>> start

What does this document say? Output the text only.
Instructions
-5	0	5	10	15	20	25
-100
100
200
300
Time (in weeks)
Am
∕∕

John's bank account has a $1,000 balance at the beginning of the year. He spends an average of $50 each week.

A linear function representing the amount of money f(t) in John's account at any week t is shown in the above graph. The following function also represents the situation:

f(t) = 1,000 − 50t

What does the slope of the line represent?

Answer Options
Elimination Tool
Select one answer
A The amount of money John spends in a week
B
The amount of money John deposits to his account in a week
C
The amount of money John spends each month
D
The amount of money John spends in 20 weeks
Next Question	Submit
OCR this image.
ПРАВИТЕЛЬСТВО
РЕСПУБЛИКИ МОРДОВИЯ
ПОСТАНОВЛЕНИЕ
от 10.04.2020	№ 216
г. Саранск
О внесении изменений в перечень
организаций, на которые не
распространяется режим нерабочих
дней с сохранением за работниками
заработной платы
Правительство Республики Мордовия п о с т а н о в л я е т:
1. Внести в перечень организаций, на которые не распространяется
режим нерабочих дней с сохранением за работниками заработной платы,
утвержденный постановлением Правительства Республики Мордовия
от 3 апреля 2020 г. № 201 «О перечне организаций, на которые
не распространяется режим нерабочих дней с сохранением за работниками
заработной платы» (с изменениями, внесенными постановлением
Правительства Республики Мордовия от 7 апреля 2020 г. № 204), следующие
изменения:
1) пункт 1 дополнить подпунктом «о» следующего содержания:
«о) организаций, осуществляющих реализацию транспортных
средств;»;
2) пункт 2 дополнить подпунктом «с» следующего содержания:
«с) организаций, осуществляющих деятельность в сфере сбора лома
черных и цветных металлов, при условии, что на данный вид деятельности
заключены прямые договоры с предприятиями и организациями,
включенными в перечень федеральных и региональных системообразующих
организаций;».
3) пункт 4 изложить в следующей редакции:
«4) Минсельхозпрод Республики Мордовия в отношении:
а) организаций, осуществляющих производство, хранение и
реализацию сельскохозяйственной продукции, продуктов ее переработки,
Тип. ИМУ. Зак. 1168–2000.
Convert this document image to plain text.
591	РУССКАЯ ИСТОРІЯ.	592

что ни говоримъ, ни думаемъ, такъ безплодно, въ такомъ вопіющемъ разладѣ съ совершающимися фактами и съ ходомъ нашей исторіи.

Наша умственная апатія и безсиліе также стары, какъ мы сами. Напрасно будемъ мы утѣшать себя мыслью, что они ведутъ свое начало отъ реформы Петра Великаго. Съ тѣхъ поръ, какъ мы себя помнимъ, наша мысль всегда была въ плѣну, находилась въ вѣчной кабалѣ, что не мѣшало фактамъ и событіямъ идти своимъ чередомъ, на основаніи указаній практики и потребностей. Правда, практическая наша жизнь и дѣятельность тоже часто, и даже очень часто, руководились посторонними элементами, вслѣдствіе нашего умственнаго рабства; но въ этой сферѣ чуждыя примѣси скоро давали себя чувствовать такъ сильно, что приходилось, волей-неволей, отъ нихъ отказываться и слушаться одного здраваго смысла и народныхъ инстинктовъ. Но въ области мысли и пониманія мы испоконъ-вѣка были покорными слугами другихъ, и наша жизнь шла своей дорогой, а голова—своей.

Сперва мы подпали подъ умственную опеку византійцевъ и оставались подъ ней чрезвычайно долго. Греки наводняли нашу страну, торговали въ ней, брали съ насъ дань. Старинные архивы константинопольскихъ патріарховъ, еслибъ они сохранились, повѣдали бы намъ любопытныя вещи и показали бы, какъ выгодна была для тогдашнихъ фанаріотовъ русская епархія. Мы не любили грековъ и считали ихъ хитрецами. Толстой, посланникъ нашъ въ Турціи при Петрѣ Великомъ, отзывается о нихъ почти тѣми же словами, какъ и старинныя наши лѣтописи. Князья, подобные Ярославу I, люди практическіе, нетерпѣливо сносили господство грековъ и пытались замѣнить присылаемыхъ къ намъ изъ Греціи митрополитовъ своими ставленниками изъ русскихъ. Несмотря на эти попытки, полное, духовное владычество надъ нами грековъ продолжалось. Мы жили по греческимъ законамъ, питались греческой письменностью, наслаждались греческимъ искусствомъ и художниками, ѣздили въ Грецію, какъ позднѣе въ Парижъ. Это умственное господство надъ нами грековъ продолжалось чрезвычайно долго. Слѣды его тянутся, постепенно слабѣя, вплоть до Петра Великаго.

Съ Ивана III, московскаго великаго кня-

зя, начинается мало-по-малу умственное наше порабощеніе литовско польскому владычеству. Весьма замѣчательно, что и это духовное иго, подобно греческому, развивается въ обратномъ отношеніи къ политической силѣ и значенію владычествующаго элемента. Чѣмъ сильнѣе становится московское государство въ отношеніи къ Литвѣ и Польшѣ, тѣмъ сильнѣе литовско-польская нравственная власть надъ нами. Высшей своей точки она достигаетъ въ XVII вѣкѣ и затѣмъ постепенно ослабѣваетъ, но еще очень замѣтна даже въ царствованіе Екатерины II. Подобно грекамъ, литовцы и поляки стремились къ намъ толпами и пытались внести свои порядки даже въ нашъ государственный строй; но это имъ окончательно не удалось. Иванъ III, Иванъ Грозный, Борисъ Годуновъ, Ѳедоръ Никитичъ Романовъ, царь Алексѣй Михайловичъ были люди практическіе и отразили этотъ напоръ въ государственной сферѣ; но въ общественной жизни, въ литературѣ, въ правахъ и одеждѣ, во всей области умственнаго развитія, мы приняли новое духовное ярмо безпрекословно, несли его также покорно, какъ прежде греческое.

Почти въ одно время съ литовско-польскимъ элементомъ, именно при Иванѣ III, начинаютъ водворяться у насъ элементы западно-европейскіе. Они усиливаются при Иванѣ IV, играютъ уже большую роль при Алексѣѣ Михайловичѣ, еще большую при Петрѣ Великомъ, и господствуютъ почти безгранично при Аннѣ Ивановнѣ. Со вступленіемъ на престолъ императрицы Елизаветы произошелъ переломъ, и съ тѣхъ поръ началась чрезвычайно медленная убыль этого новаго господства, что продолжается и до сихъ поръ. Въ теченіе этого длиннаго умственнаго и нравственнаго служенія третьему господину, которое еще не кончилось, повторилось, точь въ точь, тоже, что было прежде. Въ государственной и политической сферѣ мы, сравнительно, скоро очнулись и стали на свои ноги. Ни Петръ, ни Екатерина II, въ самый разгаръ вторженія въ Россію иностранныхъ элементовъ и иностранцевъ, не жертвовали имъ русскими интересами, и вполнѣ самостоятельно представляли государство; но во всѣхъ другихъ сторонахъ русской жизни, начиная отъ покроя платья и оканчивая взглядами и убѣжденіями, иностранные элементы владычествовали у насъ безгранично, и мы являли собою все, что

>> end

Request → Look through the listing above. Pick out each line with "заработной" and copy it.

Worked answer →
заработной платы
режим нерабочих дней с сохранением за работниками заработной платы,
заработной платы» (с изменениями, внесенными постановлением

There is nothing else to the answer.